THE PROBLEM. Skip all pictures, then print the remaining material exactly.
>> START
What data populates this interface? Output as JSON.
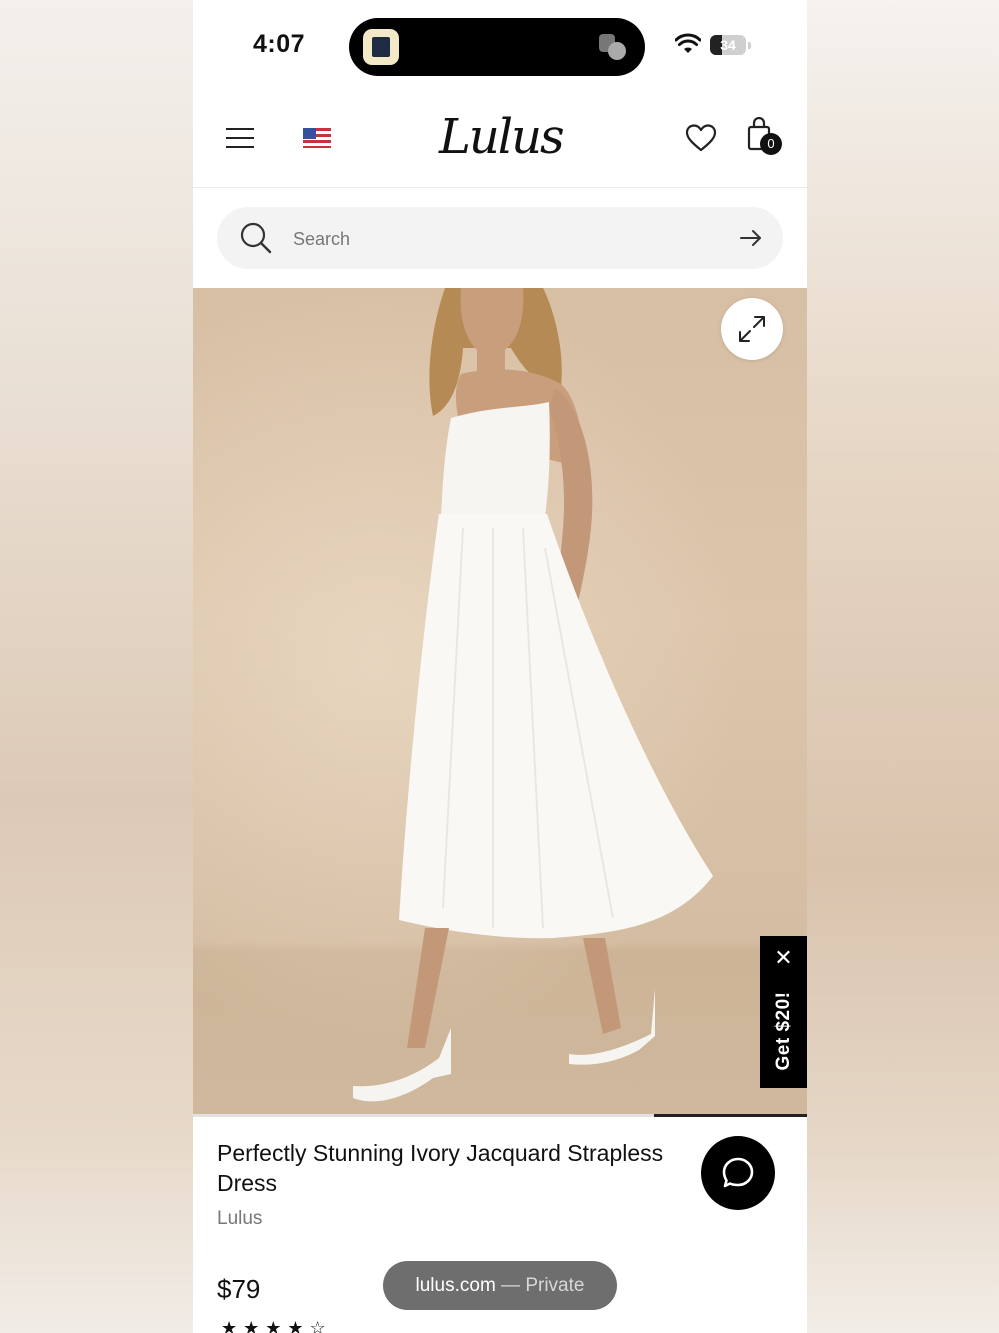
{
  "status_bar": {
    "time": "4:07",
    "battery": "34",
    "battery_level": 0.34
  },
  "header": {
    "logo": "Lulus",
    "flag": "us-flag",
    "bag_count": "0"
  },
  "search": {
    "placeholder": "Search"
  },
  "gallery": {
    "progress_fraction": 0.25
  },
  "promo": {
    "label": "Get $20!"
  },
  "product": {
    "title": "Perfectly Stunning Ivory Jacquard Strapless Dress",
    "brand": "Lulus",
    "price": "$79",
    "rating": 4.5
  },
  "browser": {
    "domain": "lulus.com",
    "separator": "—",
    "mode": "Private"
  },
  "colors": {
    "accent": "#000000",
    "image_backdrop": "#d7bfa4",
    "pill": "#6e6e6e"
  }
}
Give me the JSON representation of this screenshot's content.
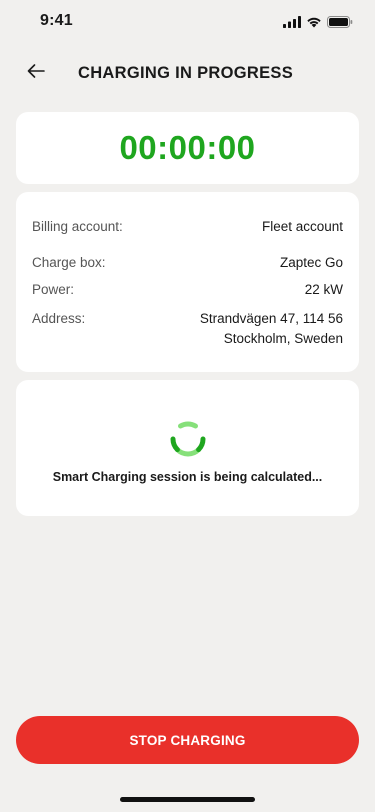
{
  "status_bar": {
    "time": "9:41",
    "icons": [
      "signal-icon",
      "wifi-icon",
      "battery-icon"
    ]
  },
  "header": {
    "back_icon": "arrow-left-icon",
    "title": "CHARGING IN PROGRESS"
  },
  "timer": {
    "value": "00:00:00",
    "color": "#1fa61f"
  },
  "details": {
    "billing_account": {
      "label": "Billing account:",
      "value": "Fleet account"
    },
    "charge_box": {
      "label": "Charge box:",
      "value": "Zaptec Go"
    },
    "power": {
      "label": "Power:",
      "value": "22 kW"
    },
    "address": {
      "label": "Address:",
      "value_line1": "Strandvägen 47, 114 56",
      "value_line2": "Stockholm, Sweden"
    }
  },
  "calculation": {
    "spinner_icon": "loading-spinner-icon",
    "message": "Smart Charging session is being calculated...",
    "spinner_colors": [
      "#1fa61f",
      "#86e07a"
    ]
  },
  "actions": {
    "stop_label": "STOP CHARGING",
    "stop_color": "#e9302a"
  }
}
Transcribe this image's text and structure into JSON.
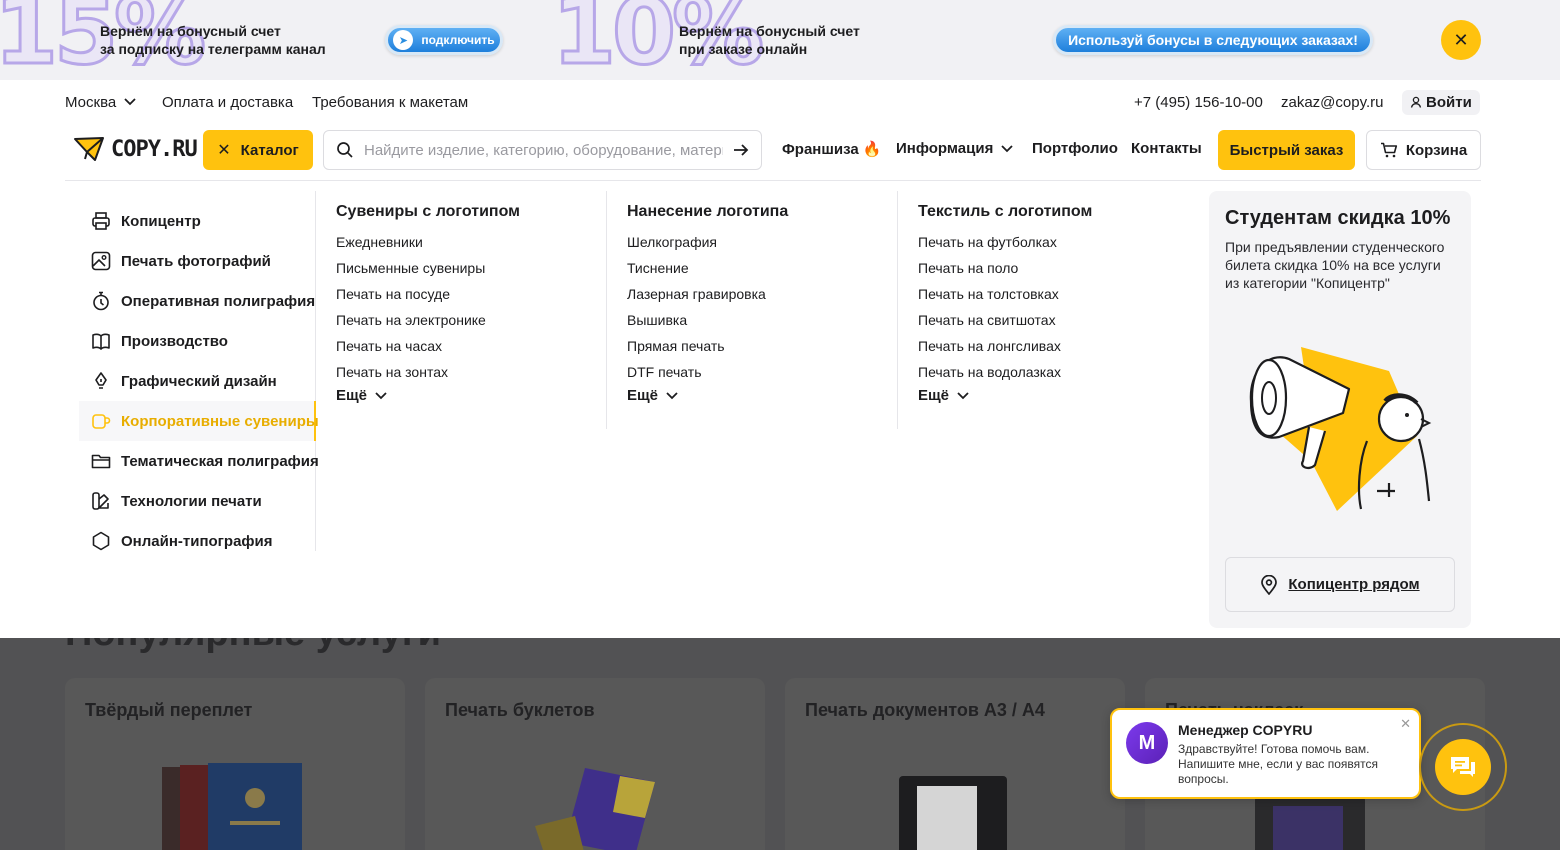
>> END
THE SOLUTION.
What data populates this interface? Output as JSON.
{
  "status_bar": {
    "time": "4:07",
    "battery": "34",
    "battery_level": 0.34
  },
  "header": {
    "logo": "Lulus",
    "flag": "us-flag",
    "bag_count": "0"
  },
  "search": {
    "placeholder": "Search"
  },
  "gallery": {
    "progress_fraction": 0.25
  },
  "promo": {
    "label": "Get $20!"
  },
  "product": {
    "title": "Perfectly Stunning Ivory Jacquard Strapless Dress",
    "brand": "Lulus",
    "price": "$79",
    "rating": 4.5
  },
  "browser": {
    "domain": "lulus.com",
    "separator": "—",
    "mode": "Private"
  },
  "colors": {
    "accent": "#000000",
    "image_backdrop": "#d7bfa4",
    "pill": "#6e6e6e"
  }
}
Give me the JSON representation of this screenshot's content.
{
  "status_bar": {
    "time": "9:41",
    "icons": [
      "signal-icon",
      "wifi-icon",
      "battery-icon"
    ]
  },
  "header": {
    "back_icon": "arrow-left-icon",
    "title": "CHARGING IN PROGRESS"
  },
  "timer": {
    "value": "00:00:00",
    "color": "#1fa61f"
  },
  "details": {
    "billing_account": {
      "label": "Billing account:",
      "value": "Fleet account"
    },
    "charge_box": {
      "label": "Charge box:",
      "value": "Zaptec Go"
    },
    "power": {
      "label": "Power:",
      "value": "22 kW"
    },
    "address": {
      "label": "Address:",
      "value_line1": "Strandvägen 47, 114 56",
      "value_line2": "Stockholm, Sweden"
    }
  },
  "calculation": {
    "spinner_icon": "loading-spinner-icon",
    "message": "Smart Charging session is being calculated...",
    "spinner_colors": [
      "#1fa61f",
      "#86e07a"
    ]
  },
  "actions": {
    "stop_label": "STOP CHARGING",
    "stop_color": "#e9302a"
  }
}
Transcribe this image's text and structure into JSON.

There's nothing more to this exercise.